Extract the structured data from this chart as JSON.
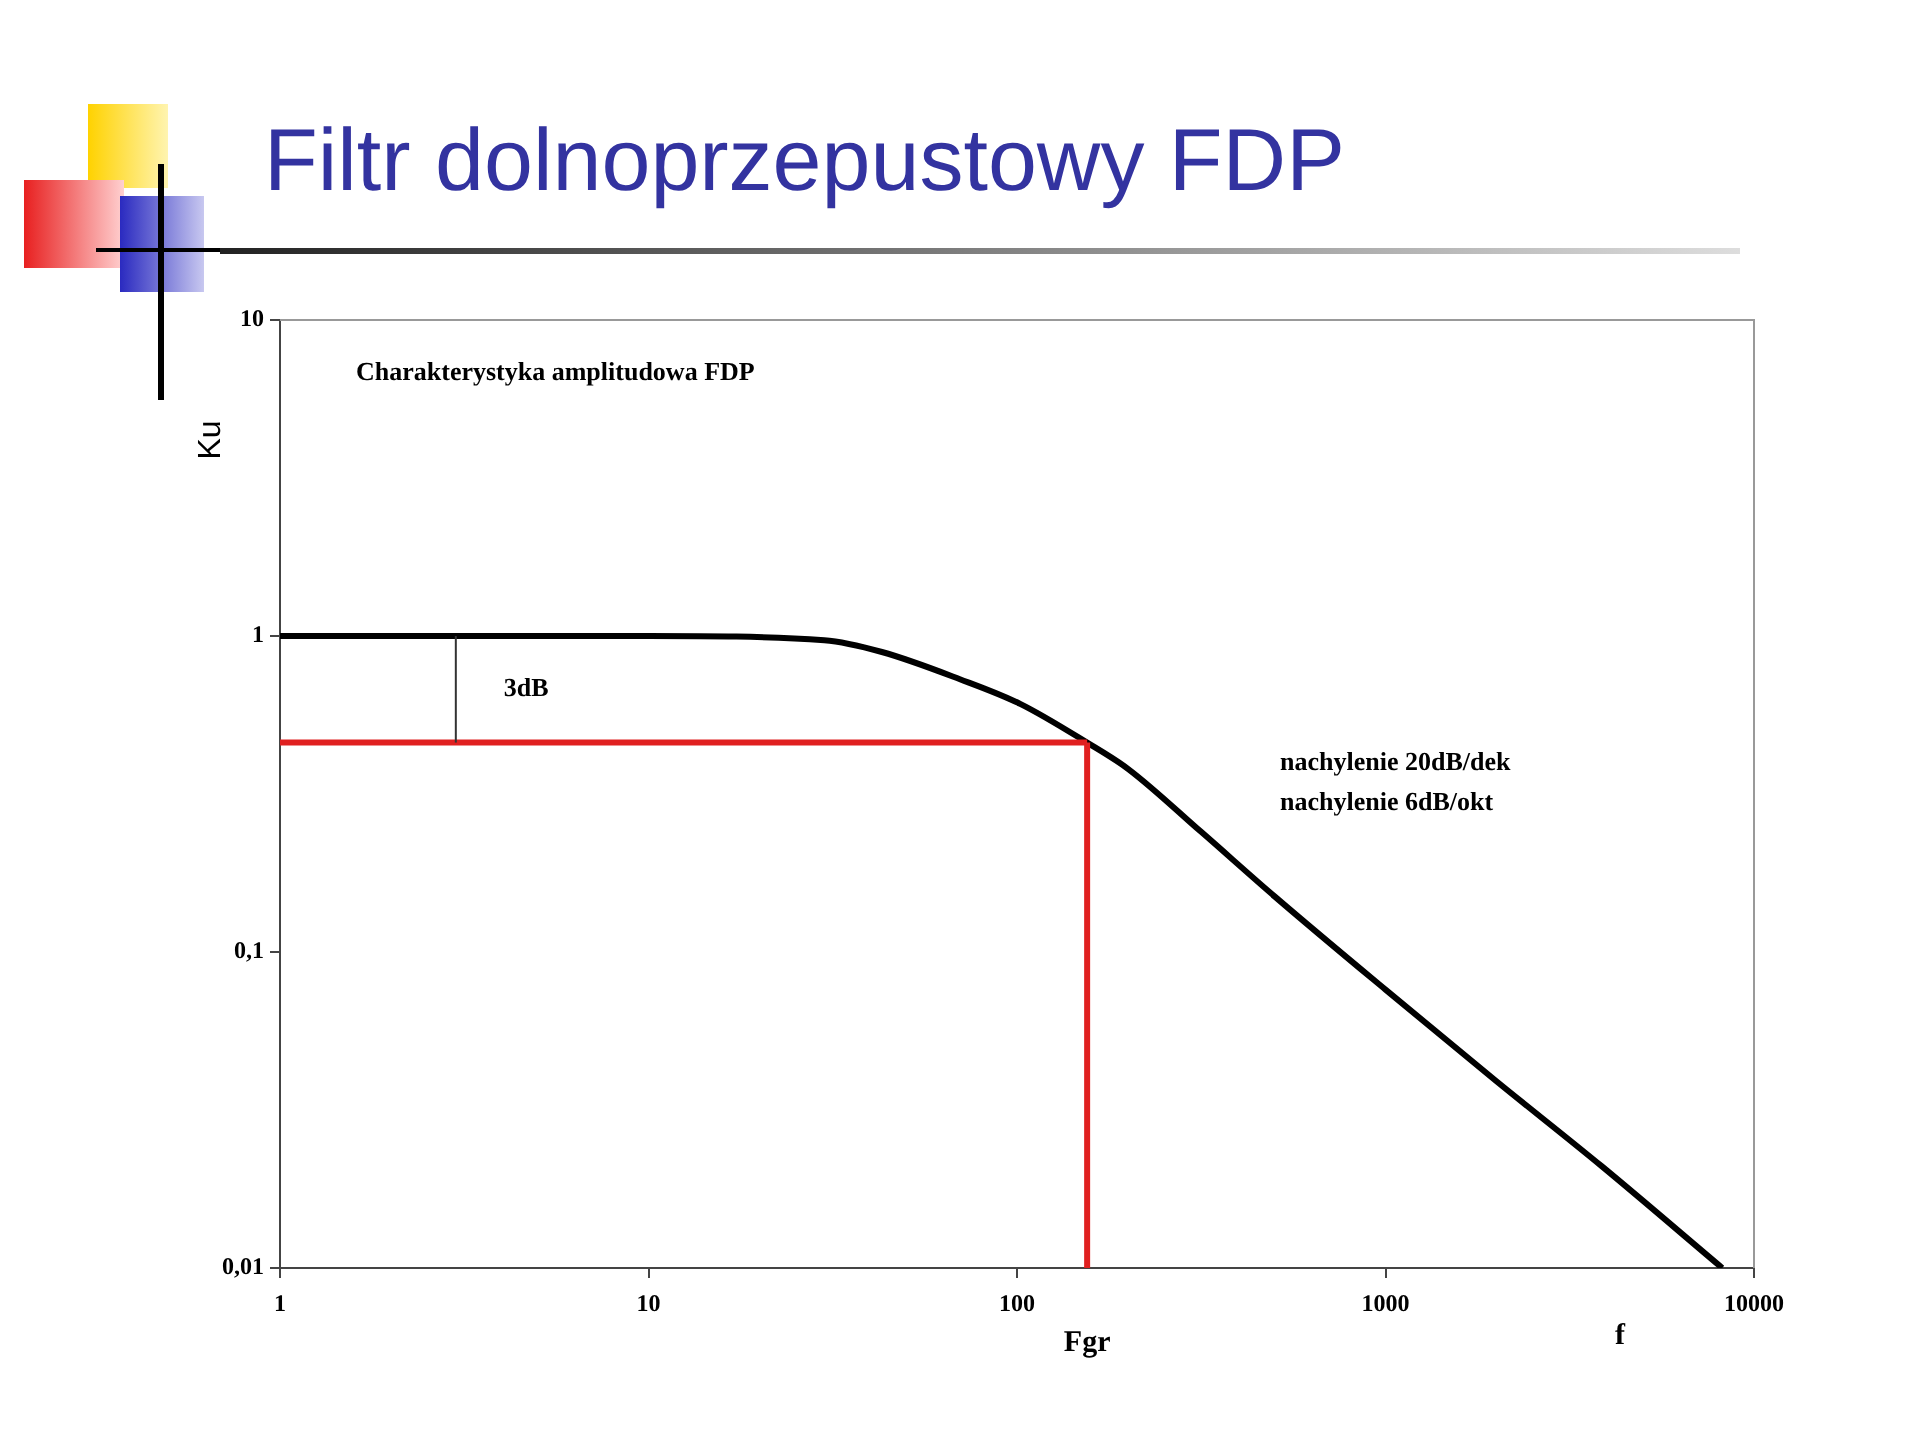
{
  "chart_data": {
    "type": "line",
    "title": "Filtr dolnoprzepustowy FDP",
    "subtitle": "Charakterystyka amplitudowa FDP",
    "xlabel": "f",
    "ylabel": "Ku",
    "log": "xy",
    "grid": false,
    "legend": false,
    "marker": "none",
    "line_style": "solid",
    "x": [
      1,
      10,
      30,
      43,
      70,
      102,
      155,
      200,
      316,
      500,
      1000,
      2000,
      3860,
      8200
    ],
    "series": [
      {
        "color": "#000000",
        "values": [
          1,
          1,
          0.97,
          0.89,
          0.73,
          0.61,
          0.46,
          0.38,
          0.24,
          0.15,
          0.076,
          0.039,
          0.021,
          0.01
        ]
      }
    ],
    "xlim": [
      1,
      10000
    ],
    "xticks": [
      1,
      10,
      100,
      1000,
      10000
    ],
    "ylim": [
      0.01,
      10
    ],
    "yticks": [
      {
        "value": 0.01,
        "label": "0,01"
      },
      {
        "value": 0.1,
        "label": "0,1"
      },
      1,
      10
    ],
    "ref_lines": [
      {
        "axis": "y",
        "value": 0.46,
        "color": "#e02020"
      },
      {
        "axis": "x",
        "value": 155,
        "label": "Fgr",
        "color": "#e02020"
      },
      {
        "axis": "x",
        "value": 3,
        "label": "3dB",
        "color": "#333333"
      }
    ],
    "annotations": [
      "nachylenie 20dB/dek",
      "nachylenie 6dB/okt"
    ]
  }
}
* * * * *
GOAL ->
Copy every line above that includes the string "color".

THE SOLUTION ->
        "color": "#000000",
        "color": "#e02020"
        "color": "#e02020"
        "color": "#333333"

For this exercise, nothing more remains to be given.